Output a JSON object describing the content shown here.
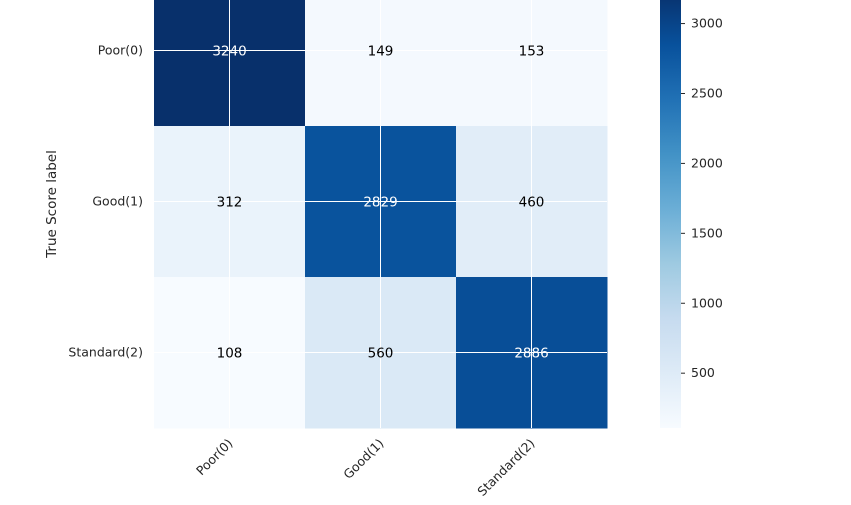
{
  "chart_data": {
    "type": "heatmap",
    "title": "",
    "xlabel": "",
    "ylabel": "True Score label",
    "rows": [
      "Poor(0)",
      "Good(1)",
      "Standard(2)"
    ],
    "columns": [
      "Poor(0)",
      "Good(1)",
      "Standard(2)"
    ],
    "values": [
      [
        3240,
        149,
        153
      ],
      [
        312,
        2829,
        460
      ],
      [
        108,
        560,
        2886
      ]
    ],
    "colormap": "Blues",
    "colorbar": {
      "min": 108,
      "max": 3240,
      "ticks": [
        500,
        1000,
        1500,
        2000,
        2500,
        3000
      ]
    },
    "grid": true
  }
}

******************************

**What you have to do**
Each entry should be repeated exactly as it appears; the pictures stay out.

**Output of the task**
Output a JSON object describing the content shown here.
{
  "chart_data": {
    "type": "heatmap",
    "title": "",
    "xlabel": "",
    "ylabel": "True Score label",
    "rows": [
      "Poor(0)",
      "Good(1)",
      "Standard(2)"
    ],
    "columns": [
      "Poor(0)",
      "Good(1)",
      "Standard(2)"
    ],
    "values": [
      [
        3240,
        149,
        153
      ],
      [
        312,
        2829,
        460
      ],
      [
        108,
        560,
        2886
      ]
    ],
    "colormap": "Blues",
    "colorbar": {
      "min": 108,
      "max": 3240,
      "ticks": [
        500,
        1000,
        1500,
        2000,
        2500,
        3000
      ]
    },
    "grid": true
  }
}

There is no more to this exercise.